**Task instructions**
Every line below that mentions the word "Retorte" should be copied out.

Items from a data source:
>>>>>

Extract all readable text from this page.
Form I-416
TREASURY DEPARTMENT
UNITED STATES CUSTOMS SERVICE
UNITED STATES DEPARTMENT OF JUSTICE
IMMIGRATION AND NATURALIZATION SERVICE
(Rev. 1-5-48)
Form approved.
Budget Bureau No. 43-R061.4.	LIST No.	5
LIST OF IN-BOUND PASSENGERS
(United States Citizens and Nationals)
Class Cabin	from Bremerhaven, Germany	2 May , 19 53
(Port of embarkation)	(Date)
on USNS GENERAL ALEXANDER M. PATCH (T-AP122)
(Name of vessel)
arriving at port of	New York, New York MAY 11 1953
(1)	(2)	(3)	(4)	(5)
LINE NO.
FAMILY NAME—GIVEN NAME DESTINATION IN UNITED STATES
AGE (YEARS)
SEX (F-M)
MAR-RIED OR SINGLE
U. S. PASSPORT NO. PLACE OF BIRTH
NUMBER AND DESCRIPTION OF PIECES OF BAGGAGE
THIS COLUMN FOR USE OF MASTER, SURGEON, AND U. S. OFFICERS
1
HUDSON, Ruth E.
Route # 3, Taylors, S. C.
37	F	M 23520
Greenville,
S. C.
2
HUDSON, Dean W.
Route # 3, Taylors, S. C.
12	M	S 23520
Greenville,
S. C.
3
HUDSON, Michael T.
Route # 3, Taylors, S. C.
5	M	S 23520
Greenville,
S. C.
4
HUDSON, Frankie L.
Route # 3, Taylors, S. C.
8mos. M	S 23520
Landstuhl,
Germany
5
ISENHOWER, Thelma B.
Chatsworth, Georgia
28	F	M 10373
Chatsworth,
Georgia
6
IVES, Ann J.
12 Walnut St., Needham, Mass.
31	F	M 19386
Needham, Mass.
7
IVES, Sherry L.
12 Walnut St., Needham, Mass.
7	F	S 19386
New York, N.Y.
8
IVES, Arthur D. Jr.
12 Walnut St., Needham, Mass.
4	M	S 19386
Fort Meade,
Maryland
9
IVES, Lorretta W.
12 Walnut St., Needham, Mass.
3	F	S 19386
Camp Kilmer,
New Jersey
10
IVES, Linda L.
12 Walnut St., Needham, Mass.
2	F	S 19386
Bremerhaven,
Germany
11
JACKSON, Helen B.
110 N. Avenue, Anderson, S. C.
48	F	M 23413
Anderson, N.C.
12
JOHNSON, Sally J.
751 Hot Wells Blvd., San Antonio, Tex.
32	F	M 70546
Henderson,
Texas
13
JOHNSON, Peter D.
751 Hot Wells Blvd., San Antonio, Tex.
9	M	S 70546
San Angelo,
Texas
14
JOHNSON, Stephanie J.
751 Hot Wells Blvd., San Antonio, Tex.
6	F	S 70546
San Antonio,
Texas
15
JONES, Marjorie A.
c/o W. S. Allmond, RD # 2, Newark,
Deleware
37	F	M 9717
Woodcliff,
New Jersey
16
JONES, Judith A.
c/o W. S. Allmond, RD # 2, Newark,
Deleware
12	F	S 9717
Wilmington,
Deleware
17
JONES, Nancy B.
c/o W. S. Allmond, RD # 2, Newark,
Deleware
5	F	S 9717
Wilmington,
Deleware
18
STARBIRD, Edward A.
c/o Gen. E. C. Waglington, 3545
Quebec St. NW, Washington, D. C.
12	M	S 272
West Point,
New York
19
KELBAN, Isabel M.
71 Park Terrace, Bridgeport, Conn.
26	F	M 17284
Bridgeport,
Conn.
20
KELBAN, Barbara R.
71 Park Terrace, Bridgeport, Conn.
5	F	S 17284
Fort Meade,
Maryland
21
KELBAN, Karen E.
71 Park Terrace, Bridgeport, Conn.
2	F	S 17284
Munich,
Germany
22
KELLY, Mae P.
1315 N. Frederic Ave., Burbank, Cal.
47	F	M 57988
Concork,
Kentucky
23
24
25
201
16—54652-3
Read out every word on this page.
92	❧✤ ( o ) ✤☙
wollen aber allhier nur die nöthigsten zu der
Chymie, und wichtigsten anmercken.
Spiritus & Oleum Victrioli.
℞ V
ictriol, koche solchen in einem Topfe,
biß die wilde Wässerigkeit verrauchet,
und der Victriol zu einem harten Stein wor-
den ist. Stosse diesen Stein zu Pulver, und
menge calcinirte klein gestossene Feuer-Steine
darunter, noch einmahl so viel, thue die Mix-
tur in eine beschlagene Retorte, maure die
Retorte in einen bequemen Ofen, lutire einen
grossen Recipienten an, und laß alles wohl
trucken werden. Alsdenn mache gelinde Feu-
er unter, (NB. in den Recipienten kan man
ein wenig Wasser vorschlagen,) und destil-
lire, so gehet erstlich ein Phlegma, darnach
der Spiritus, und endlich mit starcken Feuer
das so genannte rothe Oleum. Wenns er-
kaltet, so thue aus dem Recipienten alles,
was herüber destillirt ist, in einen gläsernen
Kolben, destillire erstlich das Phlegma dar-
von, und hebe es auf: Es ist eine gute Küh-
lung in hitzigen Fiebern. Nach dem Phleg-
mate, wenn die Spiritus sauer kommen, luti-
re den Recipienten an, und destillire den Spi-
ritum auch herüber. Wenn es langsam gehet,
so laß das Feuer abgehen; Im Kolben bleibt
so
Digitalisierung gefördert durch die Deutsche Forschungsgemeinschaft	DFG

<<<<<

**Solved exercise**
tur in eine beschlagene Retorte, maure die
Retorte in einen bequemen Ofen, lutire einen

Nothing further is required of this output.